JOB. Collect every line below that contains the word "RESTART".
---*---
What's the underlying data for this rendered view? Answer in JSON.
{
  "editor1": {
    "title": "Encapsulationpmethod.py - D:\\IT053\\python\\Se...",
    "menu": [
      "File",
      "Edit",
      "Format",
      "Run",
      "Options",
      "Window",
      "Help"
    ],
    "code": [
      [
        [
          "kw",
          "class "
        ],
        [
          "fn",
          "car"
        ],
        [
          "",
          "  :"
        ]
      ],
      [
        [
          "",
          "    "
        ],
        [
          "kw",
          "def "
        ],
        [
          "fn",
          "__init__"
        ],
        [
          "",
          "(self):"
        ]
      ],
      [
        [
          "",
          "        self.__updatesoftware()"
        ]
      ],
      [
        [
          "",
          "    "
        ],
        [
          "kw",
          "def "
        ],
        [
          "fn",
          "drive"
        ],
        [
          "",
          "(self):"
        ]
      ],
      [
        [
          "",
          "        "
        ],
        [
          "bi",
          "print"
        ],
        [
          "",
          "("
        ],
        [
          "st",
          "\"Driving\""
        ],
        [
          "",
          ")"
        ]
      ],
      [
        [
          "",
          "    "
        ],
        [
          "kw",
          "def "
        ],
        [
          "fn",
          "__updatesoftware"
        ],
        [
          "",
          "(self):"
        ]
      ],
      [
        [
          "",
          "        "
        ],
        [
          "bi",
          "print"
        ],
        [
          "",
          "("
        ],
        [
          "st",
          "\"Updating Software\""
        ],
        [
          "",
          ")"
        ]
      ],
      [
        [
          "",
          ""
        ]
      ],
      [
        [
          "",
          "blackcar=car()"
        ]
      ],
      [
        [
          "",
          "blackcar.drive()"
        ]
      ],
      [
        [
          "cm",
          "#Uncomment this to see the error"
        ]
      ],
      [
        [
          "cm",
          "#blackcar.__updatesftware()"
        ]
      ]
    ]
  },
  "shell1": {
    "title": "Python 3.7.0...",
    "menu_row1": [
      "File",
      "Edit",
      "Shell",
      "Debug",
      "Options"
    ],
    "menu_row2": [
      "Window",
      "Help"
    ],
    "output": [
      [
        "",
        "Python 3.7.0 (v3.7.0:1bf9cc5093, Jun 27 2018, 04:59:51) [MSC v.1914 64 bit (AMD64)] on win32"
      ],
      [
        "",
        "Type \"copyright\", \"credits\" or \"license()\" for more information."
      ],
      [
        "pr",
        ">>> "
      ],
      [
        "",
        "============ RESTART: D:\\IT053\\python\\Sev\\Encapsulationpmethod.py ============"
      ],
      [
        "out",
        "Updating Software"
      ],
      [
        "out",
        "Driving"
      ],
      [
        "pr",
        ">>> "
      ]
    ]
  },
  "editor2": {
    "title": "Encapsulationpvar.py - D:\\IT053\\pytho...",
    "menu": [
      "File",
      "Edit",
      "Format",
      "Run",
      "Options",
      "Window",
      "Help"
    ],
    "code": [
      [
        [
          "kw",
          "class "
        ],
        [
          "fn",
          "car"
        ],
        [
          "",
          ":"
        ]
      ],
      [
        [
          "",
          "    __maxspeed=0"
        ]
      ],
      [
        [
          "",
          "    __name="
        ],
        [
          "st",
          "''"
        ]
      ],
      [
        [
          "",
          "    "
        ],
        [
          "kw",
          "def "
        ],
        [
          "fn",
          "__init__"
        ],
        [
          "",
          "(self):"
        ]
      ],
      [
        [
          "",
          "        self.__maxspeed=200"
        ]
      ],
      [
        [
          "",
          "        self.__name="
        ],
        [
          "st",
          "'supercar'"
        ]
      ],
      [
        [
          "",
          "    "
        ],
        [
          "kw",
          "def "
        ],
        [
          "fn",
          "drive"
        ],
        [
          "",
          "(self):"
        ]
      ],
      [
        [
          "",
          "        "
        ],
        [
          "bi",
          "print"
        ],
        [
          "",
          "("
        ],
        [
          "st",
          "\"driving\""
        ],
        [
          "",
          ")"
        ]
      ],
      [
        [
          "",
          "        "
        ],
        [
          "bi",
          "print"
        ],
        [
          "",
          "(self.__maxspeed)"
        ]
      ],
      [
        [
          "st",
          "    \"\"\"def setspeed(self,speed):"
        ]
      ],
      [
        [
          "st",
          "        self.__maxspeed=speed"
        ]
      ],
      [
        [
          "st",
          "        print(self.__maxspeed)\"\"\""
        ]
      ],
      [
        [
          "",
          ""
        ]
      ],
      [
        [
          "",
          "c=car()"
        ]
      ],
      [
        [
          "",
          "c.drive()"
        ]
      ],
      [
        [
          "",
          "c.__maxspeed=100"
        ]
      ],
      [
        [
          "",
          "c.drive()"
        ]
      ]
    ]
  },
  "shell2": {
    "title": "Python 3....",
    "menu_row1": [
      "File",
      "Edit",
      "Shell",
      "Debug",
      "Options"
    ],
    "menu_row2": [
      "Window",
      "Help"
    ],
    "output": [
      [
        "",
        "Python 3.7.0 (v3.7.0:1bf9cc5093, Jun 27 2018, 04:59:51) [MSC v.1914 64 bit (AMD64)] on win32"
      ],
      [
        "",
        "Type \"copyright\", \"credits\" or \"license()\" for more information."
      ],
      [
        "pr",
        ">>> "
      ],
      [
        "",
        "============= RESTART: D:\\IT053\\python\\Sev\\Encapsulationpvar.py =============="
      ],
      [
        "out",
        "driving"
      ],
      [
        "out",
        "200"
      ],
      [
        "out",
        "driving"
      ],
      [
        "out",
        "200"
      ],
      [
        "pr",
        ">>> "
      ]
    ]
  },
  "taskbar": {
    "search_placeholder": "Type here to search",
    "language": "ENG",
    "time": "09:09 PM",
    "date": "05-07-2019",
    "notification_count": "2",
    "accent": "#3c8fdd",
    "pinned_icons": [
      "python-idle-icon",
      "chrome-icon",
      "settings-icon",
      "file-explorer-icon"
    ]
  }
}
---*---
ANSWER.
        "============ RESTART: D:\\IT053\\python\\Sev\\Encapsulationpmethod.py ============"
        "============= RESTART: D:\\IT053\\python\\Sev\\Encapsulationpvar.py =============="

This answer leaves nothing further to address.